What is being asked: Copy out all lines with the word "материала" in them.

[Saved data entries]

# # #

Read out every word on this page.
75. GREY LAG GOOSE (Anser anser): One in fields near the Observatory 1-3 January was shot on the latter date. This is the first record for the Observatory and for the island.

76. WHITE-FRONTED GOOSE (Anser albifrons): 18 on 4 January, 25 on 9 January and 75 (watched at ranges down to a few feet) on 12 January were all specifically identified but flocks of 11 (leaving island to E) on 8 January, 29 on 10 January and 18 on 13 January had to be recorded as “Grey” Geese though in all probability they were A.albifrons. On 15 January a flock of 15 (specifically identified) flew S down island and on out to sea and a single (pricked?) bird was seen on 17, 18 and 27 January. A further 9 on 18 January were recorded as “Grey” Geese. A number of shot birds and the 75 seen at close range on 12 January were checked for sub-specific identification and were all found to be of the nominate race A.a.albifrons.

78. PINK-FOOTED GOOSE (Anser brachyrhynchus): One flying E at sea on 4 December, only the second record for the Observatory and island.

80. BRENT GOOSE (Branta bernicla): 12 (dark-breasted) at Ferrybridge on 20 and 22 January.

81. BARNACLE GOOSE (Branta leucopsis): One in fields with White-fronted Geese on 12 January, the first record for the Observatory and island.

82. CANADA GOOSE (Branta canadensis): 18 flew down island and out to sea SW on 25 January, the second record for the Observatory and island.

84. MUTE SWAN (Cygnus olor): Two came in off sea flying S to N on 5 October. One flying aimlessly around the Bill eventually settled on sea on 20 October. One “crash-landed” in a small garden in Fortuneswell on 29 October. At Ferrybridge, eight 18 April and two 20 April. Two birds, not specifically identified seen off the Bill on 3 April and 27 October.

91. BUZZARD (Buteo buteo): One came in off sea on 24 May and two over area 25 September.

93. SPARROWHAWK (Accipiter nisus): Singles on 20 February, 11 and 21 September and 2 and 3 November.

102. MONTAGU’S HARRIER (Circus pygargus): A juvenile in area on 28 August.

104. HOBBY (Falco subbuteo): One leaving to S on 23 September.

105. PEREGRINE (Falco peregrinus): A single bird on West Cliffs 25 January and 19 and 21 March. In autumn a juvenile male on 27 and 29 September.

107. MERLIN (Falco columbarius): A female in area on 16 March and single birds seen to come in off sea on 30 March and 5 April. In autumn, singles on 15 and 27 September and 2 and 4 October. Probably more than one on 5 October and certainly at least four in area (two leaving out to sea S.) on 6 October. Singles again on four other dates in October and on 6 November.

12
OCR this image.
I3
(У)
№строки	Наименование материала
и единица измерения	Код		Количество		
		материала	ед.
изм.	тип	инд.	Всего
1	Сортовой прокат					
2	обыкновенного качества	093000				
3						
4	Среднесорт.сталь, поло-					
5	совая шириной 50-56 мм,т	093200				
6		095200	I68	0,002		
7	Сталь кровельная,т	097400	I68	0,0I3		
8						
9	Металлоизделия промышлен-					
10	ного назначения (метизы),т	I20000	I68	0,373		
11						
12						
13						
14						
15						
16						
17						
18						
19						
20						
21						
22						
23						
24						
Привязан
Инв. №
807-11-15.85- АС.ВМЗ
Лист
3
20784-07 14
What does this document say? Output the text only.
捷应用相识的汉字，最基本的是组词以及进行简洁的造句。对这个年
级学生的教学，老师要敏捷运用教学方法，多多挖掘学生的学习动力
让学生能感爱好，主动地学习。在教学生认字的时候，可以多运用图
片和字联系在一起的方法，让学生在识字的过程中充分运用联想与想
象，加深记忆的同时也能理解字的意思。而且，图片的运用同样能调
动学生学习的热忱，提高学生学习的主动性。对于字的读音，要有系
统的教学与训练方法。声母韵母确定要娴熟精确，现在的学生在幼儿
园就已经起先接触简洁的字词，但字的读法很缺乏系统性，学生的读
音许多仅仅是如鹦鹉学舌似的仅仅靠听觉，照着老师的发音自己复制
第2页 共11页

# # #

Answer for this exercise:
№строки	Наименование материала
		материала	ед.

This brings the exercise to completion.